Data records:
#####
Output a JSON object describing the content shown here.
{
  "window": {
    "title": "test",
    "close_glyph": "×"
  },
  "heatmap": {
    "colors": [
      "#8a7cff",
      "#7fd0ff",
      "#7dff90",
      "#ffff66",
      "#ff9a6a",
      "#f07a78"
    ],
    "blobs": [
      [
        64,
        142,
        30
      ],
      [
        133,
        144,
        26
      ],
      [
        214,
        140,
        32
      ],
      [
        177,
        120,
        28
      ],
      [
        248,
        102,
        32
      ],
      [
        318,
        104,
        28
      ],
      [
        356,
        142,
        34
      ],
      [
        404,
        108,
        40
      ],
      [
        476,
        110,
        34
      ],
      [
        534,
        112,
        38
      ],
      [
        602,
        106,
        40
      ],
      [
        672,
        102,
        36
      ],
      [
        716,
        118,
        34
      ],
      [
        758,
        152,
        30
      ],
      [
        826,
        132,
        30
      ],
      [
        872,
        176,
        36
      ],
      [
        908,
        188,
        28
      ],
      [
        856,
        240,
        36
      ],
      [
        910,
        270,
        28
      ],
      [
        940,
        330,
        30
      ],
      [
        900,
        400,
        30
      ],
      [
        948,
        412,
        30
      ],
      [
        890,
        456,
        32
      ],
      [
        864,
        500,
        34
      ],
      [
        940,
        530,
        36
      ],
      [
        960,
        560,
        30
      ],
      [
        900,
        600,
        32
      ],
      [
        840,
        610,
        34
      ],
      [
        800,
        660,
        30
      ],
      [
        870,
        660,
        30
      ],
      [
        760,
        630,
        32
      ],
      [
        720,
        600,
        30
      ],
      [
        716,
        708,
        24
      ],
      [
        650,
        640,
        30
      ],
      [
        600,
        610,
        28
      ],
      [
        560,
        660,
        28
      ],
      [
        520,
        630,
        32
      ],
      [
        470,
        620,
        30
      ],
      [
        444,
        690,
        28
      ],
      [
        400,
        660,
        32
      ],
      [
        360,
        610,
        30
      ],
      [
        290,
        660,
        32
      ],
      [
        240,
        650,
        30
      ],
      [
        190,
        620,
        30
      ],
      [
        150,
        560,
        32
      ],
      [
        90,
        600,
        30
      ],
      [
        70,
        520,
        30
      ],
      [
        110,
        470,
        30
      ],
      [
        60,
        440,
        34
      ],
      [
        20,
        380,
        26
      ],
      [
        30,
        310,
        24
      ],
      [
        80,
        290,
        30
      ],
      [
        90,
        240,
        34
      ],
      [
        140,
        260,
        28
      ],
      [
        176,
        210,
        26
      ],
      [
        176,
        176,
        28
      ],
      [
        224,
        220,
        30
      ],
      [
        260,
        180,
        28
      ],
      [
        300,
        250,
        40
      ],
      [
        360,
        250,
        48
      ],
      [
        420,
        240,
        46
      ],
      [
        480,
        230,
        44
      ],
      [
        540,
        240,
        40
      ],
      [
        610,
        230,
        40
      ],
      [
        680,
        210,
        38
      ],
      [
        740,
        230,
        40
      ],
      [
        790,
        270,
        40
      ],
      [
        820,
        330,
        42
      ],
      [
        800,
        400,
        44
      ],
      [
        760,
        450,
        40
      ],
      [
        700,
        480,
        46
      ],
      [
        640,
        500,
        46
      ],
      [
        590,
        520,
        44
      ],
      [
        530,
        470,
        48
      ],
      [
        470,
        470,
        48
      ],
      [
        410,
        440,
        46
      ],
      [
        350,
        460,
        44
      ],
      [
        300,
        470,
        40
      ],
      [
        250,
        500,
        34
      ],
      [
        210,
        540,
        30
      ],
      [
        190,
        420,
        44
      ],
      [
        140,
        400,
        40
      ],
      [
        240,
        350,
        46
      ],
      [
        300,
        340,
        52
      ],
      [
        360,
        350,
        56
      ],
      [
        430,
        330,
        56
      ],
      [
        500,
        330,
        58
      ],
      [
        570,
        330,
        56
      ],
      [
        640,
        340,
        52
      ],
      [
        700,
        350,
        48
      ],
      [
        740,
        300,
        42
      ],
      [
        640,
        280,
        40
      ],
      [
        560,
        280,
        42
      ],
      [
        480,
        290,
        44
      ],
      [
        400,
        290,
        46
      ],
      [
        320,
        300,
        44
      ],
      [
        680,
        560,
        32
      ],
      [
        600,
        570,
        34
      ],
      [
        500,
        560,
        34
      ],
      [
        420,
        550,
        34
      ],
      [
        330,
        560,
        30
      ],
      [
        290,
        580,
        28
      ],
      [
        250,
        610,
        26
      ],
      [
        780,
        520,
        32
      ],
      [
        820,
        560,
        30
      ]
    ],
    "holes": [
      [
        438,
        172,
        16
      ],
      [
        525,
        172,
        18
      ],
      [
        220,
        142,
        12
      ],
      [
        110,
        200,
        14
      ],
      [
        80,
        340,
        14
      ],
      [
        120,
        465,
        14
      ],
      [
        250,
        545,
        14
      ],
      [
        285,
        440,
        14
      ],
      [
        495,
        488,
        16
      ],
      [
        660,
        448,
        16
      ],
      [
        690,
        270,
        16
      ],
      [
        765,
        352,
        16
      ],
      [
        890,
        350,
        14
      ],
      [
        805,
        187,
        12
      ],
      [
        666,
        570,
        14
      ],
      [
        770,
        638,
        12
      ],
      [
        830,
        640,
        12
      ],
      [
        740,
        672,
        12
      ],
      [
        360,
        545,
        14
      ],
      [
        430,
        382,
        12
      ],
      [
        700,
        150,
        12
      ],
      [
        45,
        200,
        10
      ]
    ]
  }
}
#####
= Exercise =
Make a verbatim copy of every entry shown above.

= Reply to the exercise =
Output a JSON object describing the content shown here.
{
  "window": {
    "title": "test",
    "close_glyph": "×"
  },
  "heatmap": {
    "colors": [
      "#8a7cff",
      "#7fd0ff",
      "#7dff90",
      "#ffff66",
      "#ff9a6a",
      "#f07a78"
    ],
    "blobs": [
      [
        64,
        142,
        30
      ],
      [
        133,
        144,
        26
      ],
      [
        214,
        140,
        32
      ],
      [
        177,
        120,
        28
      ],
      [
        248,
        102,
        32
      ],
      [
        318,
        104,
        28
      ],
      [
        356,
        142,
        34
      ],
      [
        404,
        108,
        40
      ],
      [
        476,
        110,
        34
      ],
      [
        534,
        112,
        38
      ],
      [
        602,
        106,
        40
      ],
      [
        672,
        102,
        36
      ],
      [
        716,
        118,
        34
      ],
      [
        758,
        152,
        30
      ],
      [
        826,
        132,
        30
      ],
      [
        872,
        176,
        36
      ],
      [
        908,
        188,
        28
      ],
      [
        856,
        240,
        36
      ],
      [
        910,
        270,
        28
      ],
      [
        940,
        330,
        30
      ],
      [
        900,
        400,
        30
      ],
      [
        948,
        412,
        30
      ],
      [
        890,
        456,
        32
      ],
      [
        864,
        500,
        34
      ],
      [
        940,
        530,
        36
      ],
      [
        960,
        560,
        30
      ],
      [
        900,
        600,
        32
      ],
      [
        840,
        610,
        34
      ],
      [
        800,
        660,
        30
      ],
      [
        870,
        660,
        30
      ],
      [
        760,
        630,
        32
      ],
      [
        720,
        600,
        30
      ],
      [
        716,
        708,
        24
      ],
      [
        650,
        640,
        30
      ],
      [
        600,
        610,
        28
      ],
      [
        560,
        660,
        28
      ],
      [
        520,
        630,
        32
      ],
      [
        470,
        620,
        30
      ],
      [
        444,
        690,
        28
      ],
      [
        400,
        660,
        32
      ],
      [
        360,
        610,
        30
      ],
      [
        290,
        660,
        32
      ],
      [
        240,
        650,
        30
      ],
      [
        190,
        620,
        30
      ],
      [
        150,
        560,
        32
      ],
      [
        90,
        600,
        30
      ],
      [
        70,
        520,
        30
      ],
      [
        110,
        470,
        30
      ],
      [
        60,
        440,
        34
      ],
      [
        20,
        380,
        26
      ],
      [
        30,
        310,
        24
      ],
      [
        80,
        290,
        30
      ],
      [
        90,
        240,
        34
      ],
      [
        140,
        260,
        28
      ],
      [
        176,
        210,
        26
      ],
      [
        176,
        176,
        28
      ],
      [
        224,
        220,
        30
      ],
      [
        260,
        180,
        28
      ],
      [
        300,
        250,
        40
      ],
      [
        360,
        250,
        48
      ],
      [
        420,
        240,
        46
      ],
      [
        480,
        230,
        44
      ],
      [
        540,
        240,
        40
      ],
      [
        610,
        230,
        40
      ],
      [
        680,
        210,
        38
      ],
      [
        740,
        230,
        40
      ],
      [
        790,
        270,
        40
      ],
      [
        820,
        330,
        42
      ],
      [
        800,
        400,
        44
      ],
      [
        760,
        450,
        40
      ],
      [
        700,
        480,
        46
      ],
      [
        640,
        500,
        46
      ],
      [
        590,
        520,
        44
      ],
      [
        530,
        470,
        48
      ],
      [
        470,
        470,
        48
      ],
      [
        410,
        440,
        46
      ],
      [
        350,
        460,
        44
      ],
      [
        300,
        470,
        40
      ],
      [
        250,
        500,
        34
      ],
      [
        210,
        540,
        30
      ],
      [
        190,
        420,
        44
      ],
      [
        140,
        400,
        40
      ],
      [
        240,
        350,
        46
      ],
      [
        300,
        340,
        52
      ],
      [
        360,
        350,
        56
      ],
      [
        430,
        330,
        56
      ],
      [
        500,
        330,
        58
      ],
      [
        570,
        330,
        56
      ],
      [
        640,
        340,
        52
      ],
      [
        700,
        350,
        48
      ],
      [
        740,
        300,
        42
      ],
      [
        640,
        280,
        40
      ],
      [
        560,
        280,
        42
      ],
      [
        480,
        290,
        44
      ],
      [
        400,
        290,
        46
      ],
      [
        320,
        300,
        44
      ],
      [
        680,
        560,
        32
      ],
      [
        600,
        570,
        34
      ],
      [
        500,
        560,
        34
      ],
      [
        420,
        550,
        34
      ],
      [
        330,
        560,
        30
      ],
      [
        290,
        580,
        28
      ],
      [
        250,
        610,
        26
      ],
      [
        780,
        520,
        32
      ],
      [
        820,
        560,
        30
      ]
    ],
    "holes": [
      [
        438,
        172,
        16
      ],
      [
        525,
        172,
        18
      ],
      [
        220,
        142,
        12
      ],
      [
        110,
        200,
        14
      ],
      [
        80,
        340,
        14
      ],
      [
        120,
        465,
        14
      ],
      [
        250,
        545,
        14
      ],
      [
        285,
        440,
        14
      ],
      [
        495,
        488,
        16
      ],
      [
        660,
        448,
        16
      ],
      [
        690,
        270,
        16
      ],
      [
        765,
        352,
        16
      ],
      [
        890,
        350,
        14
      ],
      [
        805,
        187,
        12
      ],
      [
        666,
        570,
        14
      ],
      [
        770,
        638,
        12
      ],
      [
        830,
        640,
        12
      ],
      [
        740,
        672,
        12
      ],
      [
        360,
        545,
        14
      ],
      [
        430,
        382,
        12
      ],
      [
        700,
        150,
        12
      ],
      [
        45,
        200,
        10
      ]
    ]
  }
}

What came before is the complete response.